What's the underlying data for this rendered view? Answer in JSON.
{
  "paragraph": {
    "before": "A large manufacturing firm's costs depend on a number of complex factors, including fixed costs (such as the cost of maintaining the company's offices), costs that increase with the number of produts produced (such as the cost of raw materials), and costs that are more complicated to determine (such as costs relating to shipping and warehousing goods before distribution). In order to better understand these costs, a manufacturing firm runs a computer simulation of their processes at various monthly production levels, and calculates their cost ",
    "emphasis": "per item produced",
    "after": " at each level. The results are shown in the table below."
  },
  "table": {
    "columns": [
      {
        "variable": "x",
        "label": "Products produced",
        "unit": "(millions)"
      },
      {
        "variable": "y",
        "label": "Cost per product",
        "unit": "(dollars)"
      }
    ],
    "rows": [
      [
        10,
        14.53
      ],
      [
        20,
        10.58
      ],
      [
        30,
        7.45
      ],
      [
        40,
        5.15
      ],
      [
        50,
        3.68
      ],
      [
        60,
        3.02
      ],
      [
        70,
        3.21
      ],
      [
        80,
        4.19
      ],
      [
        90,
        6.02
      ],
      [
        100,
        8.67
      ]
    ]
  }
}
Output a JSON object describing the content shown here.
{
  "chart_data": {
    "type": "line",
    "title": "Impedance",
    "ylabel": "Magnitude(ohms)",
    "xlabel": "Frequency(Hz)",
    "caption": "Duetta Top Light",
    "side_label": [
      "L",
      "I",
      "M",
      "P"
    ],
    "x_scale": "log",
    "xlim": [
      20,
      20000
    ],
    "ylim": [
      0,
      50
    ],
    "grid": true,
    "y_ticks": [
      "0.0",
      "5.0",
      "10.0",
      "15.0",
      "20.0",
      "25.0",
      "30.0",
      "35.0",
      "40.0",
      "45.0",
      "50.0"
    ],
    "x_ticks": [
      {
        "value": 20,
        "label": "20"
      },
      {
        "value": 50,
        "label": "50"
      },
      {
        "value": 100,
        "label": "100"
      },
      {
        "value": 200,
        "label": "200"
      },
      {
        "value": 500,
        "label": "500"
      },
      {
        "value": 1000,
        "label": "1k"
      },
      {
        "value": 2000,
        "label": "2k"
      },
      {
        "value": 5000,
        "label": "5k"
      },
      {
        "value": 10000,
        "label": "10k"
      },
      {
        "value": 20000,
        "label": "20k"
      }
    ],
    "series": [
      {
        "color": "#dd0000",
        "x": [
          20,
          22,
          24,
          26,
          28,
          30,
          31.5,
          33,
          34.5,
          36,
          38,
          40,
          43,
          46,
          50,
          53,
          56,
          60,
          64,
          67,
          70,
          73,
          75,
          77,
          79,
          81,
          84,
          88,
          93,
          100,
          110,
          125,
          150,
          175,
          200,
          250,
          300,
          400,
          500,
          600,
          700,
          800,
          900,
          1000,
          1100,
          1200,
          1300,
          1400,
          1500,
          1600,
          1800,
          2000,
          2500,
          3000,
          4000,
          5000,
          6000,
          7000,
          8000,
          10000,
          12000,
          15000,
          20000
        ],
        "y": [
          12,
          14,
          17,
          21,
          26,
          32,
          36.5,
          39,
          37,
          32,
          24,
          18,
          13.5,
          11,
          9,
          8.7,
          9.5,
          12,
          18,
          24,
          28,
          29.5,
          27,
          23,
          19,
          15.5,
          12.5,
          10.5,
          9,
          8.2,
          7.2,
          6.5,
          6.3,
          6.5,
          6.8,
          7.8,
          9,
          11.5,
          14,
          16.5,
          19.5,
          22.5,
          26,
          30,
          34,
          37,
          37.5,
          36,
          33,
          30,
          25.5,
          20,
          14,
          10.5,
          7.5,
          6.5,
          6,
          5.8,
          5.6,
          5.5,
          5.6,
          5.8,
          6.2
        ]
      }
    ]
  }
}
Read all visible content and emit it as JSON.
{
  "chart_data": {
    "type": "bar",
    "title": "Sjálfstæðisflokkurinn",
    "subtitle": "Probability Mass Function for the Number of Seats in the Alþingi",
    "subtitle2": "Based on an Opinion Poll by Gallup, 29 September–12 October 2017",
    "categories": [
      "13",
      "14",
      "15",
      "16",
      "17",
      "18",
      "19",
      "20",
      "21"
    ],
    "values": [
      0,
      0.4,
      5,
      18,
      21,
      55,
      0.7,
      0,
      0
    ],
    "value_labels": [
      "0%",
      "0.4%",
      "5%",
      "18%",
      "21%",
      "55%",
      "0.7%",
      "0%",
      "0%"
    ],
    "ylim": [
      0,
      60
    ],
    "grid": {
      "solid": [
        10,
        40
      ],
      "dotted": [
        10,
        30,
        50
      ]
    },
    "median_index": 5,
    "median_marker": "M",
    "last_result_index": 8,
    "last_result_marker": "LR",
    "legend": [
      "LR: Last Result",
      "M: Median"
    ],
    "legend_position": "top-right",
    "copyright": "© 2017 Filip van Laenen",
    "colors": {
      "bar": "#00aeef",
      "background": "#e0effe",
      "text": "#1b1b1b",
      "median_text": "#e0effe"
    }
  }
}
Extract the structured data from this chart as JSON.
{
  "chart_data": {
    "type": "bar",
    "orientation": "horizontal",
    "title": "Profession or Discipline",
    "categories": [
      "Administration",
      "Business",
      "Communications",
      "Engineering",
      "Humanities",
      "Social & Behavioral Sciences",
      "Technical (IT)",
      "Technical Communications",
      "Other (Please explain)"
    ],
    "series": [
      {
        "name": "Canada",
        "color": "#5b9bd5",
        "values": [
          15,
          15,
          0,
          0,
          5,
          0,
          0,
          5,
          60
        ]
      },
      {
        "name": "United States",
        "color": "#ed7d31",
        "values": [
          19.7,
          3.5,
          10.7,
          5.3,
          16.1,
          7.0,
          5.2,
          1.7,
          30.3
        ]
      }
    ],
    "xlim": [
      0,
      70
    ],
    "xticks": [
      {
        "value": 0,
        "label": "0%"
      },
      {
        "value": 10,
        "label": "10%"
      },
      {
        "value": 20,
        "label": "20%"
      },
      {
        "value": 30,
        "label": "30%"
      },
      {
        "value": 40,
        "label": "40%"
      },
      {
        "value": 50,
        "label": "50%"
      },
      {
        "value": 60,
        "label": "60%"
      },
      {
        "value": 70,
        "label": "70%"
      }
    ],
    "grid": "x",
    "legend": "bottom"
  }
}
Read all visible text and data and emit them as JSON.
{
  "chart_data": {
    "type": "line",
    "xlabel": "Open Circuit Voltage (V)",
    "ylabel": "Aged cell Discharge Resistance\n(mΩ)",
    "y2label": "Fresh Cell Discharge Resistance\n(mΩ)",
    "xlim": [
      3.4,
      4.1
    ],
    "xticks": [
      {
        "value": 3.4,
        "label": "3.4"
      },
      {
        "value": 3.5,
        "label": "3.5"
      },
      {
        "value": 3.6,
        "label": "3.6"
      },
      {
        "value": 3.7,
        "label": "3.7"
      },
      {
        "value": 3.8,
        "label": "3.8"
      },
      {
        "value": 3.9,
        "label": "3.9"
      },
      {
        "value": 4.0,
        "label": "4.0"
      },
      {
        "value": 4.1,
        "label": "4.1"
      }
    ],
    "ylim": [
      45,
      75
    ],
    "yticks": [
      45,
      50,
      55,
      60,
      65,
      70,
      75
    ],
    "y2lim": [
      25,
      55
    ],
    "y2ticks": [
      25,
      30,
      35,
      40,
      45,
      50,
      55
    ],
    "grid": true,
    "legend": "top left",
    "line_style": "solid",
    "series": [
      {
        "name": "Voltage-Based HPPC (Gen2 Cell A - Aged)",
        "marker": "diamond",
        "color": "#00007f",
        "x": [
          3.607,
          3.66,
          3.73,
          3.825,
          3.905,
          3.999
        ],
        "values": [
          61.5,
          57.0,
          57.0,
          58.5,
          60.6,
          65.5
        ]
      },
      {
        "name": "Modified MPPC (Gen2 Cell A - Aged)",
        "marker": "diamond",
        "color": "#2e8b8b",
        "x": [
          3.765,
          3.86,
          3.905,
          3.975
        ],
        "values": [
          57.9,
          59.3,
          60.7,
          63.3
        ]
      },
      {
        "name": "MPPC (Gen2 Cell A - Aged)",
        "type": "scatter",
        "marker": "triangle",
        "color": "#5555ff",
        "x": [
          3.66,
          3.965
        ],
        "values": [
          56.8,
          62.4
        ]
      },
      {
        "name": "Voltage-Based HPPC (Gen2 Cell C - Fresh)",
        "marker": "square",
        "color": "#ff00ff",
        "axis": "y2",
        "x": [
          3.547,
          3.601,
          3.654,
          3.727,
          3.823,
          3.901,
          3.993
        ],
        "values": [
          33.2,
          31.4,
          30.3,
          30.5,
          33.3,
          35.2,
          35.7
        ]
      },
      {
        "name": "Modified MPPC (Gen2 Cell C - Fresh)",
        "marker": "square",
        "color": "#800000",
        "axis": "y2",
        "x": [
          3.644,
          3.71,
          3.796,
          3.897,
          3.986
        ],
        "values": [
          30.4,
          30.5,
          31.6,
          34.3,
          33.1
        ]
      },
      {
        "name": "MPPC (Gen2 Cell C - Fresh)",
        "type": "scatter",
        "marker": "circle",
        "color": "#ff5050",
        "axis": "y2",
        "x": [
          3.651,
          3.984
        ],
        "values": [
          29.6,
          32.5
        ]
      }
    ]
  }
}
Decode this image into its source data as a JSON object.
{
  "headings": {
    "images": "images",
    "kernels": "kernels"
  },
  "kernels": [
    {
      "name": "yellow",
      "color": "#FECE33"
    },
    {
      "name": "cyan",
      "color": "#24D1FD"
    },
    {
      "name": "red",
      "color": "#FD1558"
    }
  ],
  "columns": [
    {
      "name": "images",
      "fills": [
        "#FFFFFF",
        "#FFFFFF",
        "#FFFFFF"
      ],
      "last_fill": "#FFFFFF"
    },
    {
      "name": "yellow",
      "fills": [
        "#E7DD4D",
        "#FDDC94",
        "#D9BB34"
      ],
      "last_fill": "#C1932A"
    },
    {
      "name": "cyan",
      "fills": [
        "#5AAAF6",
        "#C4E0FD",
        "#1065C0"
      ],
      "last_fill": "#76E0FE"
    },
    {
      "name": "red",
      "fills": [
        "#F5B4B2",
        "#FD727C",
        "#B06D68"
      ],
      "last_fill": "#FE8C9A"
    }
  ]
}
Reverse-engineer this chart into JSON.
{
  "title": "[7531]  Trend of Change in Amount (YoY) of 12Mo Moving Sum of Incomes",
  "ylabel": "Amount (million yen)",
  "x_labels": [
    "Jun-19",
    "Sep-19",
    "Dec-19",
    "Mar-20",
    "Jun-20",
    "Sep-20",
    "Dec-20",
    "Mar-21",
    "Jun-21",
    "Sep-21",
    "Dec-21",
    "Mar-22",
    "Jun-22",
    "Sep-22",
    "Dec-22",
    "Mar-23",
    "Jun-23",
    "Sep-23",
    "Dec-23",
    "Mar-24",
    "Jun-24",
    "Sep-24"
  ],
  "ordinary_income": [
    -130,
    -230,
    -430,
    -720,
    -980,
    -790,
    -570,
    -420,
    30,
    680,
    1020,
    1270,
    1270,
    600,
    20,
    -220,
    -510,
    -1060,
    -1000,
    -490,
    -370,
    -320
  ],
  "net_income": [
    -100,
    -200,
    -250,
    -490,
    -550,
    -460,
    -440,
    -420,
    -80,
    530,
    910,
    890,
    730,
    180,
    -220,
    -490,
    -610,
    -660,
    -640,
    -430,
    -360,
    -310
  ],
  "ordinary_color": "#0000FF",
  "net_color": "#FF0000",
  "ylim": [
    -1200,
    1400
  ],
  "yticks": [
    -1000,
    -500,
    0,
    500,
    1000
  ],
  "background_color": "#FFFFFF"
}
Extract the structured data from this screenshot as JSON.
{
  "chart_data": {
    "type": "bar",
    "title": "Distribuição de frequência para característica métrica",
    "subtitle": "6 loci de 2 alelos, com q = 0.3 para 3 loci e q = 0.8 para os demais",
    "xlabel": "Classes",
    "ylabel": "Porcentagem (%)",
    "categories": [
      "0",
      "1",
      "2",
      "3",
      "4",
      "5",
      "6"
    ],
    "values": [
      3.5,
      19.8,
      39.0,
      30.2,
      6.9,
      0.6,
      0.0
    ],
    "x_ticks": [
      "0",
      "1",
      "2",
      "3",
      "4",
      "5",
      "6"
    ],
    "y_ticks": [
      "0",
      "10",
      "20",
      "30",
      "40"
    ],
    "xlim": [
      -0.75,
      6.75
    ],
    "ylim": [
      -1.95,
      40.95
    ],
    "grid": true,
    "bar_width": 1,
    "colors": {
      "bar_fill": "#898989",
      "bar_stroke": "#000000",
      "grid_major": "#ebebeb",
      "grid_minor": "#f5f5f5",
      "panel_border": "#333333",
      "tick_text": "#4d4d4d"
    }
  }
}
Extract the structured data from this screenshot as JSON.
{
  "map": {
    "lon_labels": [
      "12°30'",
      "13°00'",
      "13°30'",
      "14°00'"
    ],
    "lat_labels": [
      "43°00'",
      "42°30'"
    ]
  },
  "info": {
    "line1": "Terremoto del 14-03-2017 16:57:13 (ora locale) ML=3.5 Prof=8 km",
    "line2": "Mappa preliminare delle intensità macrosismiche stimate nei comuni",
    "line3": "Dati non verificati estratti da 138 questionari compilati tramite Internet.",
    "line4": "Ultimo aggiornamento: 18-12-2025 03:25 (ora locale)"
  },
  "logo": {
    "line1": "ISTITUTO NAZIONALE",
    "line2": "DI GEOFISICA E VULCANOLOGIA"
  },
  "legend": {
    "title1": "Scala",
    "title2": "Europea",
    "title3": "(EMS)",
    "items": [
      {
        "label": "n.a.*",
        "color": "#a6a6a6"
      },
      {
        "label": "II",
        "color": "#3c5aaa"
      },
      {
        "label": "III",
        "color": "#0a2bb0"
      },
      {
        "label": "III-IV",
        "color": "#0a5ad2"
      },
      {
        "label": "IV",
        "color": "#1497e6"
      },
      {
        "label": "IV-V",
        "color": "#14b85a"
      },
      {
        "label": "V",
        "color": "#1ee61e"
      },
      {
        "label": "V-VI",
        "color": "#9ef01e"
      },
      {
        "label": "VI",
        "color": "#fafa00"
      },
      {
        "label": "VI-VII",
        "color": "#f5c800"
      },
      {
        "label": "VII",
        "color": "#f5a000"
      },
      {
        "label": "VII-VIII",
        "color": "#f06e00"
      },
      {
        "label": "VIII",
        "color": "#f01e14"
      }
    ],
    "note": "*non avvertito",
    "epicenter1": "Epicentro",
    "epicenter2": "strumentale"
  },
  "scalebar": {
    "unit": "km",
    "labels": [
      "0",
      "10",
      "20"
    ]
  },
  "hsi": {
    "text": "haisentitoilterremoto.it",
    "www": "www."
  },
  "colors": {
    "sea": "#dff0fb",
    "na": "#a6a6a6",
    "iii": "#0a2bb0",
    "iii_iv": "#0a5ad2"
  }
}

****

■ Instructions to follow ■
Pull out each line of the records holding the string "Aged".

■ Output of the task ■
    "ylabel": "Aged cell Discharge Resistance\n(mΩ)",
        "name": "Voltage-Based HPPC (Gen2 Cell A - Aged)",
        "name": "Modified MPPC (Gen2 Cell A - Aged)",
        "name": "MPPC (Gen2 Cell A - Aged)",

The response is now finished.